- _Records for the task_
————

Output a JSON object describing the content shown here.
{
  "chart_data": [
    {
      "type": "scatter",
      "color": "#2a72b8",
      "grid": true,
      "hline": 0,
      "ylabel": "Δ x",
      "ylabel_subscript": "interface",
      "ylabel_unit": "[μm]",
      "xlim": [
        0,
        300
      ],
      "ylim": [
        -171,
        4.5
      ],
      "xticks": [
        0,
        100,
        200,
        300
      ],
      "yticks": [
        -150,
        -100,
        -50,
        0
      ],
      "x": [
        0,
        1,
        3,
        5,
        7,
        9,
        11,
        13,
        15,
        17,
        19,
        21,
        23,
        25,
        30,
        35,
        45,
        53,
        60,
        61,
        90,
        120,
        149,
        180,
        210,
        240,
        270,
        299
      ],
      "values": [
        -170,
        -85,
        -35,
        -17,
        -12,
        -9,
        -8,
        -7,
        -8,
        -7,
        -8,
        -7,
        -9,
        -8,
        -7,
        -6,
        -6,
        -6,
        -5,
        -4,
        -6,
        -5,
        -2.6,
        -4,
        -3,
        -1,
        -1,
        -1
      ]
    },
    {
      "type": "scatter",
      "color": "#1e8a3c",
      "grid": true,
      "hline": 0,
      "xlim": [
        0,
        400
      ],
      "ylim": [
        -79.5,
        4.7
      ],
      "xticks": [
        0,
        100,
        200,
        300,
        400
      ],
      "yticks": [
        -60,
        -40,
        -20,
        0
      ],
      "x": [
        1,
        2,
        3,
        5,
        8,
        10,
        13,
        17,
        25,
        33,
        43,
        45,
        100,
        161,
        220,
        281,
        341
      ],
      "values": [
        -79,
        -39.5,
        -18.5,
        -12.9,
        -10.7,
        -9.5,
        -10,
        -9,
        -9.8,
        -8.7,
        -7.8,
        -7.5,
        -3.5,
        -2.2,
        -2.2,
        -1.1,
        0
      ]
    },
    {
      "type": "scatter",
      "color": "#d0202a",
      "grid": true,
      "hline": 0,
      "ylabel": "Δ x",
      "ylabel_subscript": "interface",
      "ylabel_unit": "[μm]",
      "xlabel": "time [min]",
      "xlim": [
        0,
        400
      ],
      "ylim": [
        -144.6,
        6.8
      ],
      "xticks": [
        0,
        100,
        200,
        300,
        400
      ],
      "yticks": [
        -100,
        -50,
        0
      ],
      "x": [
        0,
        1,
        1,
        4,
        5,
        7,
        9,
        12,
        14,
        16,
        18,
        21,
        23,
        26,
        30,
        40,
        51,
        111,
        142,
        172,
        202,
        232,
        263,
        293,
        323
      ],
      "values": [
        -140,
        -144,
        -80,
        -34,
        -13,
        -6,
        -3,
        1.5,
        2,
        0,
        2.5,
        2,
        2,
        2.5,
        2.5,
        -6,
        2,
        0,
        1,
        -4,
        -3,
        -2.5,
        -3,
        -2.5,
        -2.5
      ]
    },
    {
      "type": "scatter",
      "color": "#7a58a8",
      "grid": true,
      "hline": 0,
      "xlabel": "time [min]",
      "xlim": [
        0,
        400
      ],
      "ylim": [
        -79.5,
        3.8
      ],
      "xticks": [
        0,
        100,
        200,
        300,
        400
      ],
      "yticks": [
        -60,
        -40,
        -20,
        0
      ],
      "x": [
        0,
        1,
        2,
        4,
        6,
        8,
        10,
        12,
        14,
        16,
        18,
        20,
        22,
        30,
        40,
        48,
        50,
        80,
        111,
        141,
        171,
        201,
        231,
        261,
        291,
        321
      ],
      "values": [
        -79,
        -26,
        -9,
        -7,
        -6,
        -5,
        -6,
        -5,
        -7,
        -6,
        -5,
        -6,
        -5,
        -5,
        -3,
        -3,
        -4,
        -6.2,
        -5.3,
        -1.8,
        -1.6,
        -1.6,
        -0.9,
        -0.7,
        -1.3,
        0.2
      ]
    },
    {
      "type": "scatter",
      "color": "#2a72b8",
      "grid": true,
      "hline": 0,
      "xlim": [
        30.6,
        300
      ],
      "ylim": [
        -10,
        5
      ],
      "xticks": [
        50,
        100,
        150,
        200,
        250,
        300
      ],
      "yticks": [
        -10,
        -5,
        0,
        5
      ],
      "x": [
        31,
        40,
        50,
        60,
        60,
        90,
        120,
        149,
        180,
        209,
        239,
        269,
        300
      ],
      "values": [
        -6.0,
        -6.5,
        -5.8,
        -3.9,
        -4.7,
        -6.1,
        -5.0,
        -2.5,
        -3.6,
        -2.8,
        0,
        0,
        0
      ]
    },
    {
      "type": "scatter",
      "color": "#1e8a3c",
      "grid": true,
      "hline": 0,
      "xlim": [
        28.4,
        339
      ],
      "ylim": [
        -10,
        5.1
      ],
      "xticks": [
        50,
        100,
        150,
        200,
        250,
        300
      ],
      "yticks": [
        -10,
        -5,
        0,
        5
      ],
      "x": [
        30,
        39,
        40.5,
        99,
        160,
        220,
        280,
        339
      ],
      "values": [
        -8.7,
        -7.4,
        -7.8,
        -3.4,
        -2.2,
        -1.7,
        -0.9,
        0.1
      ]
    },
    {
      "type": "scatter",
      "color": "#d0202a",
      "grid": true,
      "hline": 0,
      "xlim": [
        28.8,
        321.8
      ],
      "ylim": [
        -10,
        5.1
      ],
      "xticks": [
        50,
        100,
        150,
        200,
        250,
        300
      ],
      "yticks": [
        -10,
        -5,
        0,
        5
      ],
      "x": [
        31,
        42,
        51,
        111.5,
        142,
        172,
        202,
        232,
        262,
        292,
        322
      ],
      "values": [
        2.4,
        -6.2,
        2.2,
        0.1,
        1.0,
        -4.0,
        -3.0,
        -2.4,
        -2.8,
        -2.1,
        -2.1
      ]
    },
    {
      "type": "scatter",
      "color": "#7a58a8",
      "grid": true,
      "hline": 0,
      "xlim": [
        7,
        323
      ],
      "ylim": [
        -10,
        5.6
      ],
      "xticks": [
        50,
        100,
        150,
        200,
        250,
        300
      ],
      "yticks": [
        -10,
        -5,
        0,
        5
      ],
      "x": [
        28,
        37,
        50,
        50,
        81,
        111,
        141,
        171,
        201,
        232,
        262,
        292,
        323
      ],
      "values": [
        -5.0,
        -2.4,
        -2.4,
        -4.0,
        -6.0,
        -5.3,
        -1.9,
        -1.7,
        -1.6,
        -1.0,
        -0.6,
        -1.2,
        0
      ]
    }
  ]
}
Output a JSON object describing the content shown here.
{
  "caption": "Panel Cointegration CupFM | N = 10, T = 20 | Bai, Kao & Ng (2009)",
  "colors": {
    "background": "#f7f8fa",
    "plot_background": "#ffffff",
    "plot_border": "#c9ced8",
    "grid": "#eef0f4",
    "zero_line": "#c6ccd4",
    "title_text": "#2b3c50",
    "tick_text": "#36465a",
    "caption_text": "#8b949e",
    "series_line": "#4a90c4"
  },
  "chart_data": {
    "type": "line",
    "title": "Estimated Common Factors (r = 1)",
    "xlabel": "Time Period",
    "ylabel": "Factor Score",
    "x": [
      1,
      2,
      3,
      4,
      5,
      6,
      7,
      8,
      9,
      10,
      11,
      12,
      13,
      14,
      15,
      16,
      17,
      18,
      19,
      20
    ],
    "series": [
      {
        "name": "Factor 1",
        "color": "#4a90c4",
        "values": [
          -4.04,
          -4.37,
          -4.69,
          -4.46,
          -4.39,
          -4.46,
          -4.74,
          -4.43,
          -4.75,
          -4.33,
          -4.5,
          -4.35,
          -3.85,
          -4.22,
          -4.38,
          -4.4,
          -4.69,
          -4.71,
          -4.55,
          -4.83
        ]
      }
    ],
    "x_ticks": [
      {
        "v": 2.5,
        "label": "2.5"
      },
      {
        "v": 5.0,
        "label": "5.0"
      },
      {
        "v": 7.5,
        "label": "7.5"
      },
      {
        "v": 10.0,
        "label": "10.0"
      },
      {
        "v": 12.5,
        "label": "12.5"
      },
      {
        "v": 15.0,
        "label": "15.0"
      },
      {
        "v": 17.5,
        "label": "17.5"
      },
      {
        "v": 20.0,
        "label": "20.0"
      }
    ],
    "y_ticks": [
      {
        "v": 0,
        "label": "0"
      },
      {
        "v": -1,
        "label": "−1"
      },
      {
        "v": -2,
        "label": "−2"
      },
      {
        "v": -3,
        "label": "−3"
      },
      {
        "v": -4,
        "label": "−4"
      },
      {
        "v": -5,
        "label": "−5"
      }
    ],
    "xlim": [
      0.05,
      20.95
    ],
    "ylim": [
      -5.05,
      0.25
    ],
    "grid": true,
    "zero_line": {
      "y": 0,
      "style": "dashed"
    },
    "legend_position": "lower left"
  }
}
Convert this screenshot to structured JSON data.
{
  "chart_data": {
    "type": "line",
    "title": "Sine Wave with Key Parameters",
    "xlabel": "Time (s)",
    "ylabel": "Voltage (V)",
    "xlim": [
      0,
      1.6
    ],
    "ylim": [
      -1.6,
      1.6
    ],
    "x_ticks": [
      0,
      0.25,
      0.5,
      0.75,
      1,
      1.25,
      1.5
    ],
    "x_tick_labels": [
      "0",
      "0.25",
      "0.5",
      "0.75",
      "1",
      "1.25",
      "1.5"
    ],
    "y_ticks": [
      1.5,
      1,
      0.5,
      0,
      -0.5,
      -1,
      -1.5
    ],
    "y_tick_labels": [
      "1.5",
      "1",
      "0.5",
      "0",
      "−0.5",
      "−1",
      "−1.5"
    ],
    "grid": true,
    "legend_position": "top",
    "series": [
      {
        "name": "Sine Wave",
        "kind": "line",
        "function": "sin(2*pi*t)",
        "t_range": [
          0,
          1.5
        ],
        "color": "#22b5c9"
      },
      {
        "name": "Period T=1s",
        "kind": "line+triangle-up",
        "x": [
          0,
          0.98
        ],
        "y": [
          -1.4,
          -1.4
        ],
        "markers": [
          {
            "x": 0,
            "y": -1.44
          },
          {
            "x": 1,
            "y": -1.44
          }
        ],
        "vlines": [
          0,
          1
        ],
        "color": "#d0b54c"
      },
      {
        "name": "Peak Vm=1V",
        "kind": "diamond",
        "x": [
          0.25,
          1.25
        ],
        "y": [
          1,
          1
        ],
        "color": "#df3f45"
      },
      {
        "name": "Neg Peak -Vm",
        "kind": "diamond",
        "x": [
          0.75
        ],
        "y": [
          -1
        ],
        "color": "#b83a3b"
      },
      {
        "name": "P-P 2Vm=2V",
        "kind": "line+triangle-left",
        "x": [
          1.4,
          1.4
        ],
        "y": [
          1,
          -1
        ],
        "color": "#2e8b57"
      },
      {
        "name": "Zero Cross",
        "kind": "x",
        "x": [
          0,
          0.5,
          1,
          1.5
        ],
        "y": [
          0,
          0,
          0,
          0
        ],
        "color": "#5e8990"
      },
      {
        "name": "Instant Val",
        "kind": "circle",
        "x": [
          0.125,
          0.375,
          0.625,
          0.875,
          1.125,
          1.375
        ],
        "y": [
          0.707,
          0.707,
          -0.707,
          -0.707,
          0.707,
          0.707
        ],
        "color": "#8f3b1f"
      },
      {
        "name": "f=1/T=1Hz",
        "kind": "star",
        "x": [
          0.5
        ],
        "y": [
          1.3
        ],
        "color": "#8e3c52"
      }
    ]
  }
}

————

- _What is needed_
Copy out each line in the preceding records that contains "Wave".

- _Complete output_
    "title": "Sine Wave with Key Parameters",
        "name": "Sine Wave",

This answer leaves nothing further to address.